----- Records for the task

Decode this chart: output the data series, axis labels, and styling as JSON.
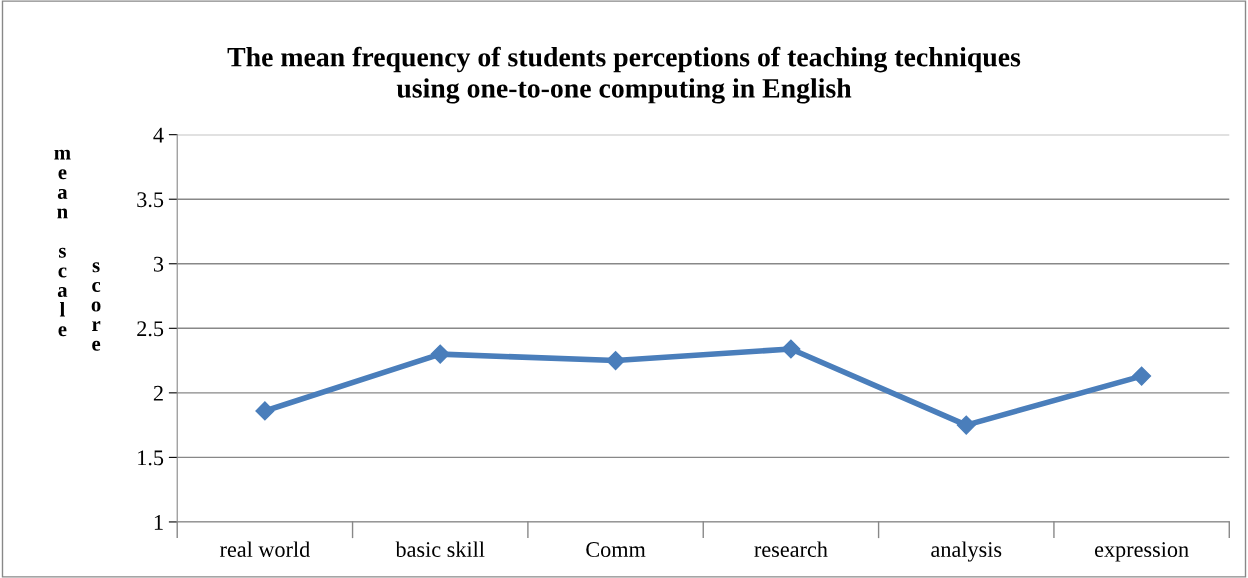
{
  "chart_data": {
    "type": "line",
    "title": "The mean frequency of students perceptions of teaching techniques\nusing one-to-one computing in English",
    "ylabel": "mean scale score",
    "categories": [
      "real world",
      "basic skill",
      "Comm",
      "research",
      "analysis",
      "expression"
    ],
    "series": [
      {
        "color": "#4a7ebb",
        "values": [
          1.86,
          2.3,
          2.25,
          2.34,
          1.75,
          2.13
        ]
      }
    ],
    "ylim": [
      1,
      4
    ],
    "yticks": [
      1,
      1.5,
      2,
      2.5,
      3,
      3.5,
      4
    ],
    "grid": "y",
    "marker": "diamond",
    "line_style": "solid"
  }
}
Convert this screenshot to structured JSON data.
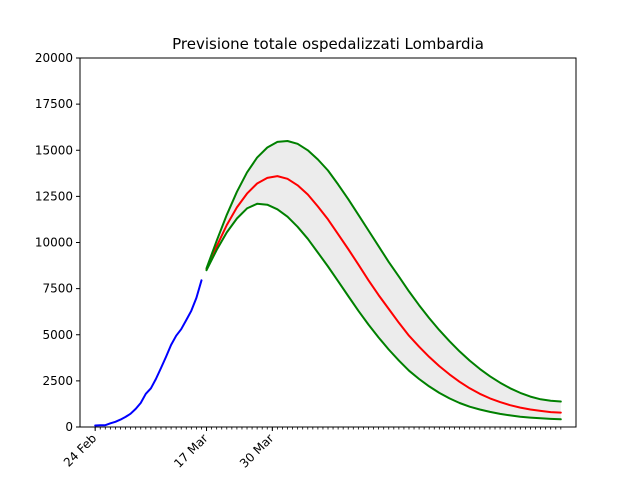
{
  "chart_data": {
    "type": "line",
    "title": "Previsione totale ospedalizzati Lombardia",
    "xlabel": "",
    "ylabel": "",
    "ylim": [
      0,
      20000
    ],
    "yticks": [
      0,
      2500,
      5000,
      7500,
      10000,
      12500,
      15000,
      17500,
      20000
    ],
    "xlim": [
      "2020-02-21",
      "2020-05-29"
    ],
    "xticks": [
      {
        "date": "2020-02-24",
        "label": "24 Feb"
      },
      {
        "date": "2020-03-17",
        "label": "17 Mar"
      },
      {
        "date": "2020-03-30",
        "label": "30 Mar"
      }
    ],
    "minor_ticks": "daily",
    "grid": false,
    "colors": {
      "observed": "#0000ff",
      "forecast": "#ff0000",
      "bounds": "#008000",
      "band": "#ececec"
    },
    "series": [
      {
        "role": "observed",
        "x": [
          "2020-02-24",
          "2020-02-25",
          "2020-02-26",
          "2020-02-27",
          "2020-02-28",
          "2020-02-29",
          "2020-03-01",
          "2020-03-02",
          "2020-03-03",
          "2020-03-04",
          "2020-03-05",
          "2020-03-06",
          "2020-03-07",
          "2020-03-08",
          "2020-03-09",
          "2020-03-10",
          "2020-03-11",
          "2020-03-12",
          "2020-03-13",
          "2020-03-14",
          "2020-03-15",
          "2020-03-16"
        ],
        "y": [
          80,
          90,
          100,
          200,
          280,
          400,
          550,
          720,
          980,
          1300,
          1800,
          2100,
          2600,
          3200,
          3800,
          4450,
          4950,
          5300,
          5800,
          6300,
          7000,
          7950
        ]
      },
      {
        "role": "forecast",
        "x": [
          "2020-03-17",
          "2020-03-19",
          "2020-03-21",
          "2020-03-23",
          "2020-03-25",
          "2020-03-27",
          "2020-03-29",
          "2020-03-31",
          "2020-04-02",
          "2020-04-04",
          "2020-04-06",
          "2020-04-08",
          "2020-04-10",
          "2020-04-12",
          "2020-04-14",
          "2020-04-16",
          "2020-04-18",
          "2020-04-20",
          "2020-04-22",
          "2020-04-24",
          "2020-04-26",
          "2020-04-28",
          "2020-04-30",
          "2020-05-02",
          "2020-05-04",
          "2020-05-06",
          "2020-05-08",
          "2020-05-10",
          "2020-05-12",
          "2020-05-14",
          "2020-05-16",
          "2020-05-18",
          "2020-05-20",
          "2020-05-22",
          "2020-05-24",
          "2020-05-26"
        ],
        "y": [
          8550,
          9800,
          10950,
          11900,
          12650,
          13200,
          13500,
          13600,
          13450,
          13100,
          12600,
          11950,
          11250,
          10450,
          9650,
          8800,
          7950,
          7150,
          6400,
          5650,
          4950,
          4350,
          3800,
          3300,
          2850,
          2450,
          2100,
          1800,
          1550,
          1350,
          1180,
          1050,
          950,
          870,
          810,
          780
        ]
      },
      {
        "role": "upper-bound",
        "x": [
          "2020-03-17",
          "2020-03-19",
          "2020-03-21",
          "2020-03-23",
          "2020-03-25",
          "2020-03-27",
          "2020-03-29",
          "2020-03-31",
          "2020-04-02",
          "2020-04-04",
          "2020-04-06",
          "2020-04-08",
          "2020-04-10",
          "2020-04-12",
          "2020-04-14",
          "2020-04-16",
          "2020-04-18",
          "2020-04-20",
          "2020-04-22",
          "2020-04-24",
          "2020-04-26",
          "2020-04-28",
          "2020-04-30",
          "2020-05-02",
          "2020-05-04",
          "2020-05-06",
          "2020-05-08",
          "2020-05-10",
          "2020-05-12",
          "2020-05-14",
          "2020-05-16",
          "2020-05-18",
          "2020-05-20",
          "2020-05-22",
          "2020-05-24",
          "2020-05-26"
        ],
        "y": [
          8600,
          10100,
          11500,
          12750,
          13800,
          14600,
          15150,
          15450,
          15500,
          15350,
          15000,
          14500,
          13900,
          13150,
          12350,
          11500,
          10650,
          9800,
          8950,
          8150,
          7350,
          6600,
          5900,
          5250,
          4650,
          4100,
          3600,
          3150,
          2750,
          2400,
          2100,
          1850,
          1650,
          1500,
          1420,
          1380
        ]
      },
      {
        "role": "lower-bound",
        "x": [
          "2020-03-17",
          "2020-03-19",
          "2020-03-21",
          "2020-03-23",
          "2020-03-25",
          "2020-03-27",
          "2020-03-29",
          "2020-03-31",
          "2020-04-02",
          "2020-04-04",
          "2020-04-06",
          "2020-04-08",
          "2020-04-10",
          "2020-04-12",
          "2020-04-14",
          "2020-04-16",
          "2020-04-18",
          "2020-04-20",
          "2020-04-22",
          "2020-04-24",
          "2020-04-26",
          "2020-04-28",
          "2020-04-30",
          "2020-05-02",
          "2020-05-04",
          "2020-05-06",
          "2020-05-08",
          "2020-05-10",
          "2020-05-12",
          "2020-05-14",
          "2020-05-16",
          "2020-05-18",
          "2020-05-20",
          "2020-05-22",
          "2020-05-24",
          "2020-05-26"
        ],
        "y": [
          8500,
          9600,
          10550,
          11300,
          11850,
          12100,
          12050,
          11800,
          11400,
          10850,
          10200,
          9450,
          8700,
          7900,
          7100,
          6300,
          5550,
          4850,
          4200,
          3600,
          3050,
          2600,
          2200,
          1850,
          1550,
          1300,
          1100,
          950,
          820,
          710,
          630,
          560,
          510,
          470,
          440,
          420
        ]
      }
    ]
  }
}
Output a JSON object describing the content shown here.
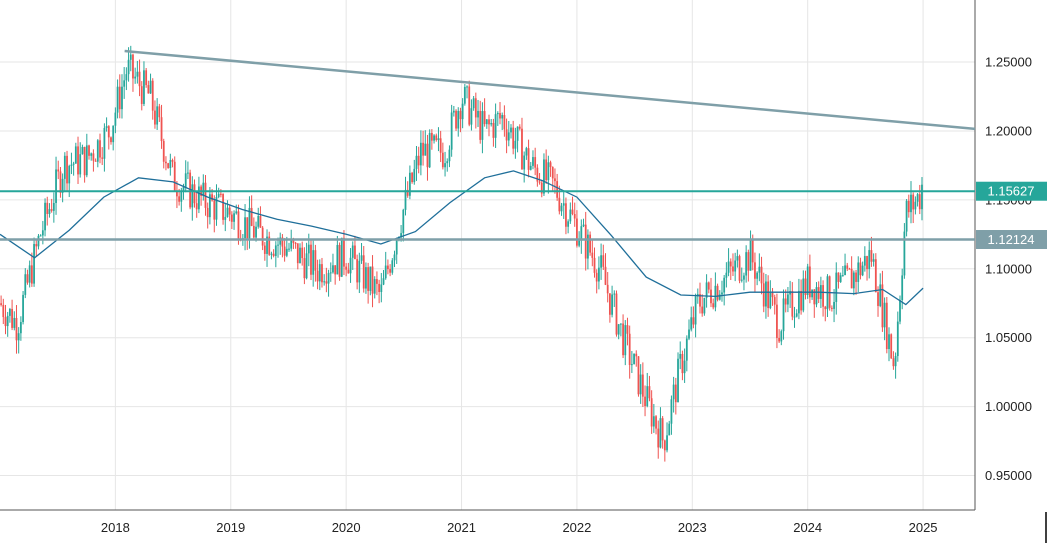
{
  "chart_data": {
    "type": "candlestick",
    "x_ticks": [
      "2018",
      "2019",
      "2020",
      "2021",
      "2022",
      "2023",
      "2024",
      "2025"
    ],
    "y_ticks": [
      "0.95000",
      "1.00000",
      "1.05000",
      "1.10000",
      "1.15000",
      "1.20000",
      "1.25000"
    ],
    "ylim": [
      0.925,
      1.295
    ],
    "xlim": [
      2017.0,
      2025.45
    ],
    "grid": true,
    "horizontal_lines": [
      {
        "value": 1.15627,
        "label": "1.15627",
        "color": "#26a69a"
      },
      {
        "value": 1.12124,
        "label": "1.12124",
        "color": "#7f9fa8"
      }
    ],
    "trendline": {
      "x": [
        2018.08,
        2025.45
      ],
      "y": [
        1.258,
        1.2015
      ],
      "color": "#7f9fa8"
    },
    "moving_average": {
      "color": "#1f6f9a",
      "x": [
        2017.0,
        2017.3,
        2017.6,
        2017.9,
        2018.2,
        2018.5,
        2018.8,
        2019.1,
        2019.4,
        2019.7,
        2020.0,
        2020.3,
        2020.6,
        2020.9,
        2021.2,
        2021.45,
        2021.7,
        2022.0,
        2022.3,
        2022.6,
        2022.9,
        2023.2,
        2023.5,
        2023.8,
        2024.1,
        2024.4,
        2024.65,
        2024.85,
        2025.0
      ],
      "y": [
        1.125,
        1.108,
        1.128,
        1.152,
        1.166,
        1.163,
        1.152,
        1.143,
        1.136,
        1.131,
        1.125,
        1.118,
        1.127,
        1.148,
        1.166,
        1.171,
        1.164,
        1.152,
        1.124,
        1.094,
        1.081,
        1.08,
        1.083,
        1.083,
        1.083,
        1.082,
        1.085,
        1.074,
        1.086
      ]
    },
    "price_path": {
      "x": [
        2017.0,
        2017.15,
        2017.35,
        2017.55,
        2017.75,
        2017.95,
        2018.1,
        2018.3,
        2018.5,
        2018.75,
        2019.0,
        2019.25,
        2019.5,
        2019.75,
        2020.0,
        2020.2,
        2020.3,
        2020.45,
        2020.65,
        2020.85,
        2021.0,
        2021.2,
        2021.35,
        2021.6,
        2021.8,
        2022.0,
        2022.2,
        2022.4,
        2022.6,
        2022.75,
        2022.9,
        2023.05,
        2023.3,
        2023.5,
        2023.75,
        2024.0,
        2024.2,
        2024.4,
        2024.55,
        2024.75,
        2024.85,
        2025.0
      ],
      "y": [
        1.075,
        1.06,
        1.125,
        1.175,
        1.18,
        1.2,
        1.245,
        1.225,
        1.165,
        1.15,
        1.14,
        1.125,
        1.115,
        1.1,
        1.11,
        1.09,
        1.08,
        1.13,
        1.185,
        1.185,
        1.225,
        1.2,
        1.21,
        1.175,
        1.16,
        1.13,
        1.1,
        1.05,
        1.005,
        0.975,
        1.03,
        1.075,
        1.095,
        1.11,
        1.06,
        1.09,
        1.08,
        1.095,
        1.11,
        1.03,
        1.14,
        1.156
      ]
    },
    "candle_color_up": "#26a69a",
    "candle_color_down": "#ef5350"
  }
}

----------

Your task: In the entries above, find each line with the word "JSON" and show it.

Answer to this problem:
Decode this chart: output the data series, axis labels, and styling as JSON.
Convert this screenshot to structured JSON data.
Output a JSON object describing the content shown here.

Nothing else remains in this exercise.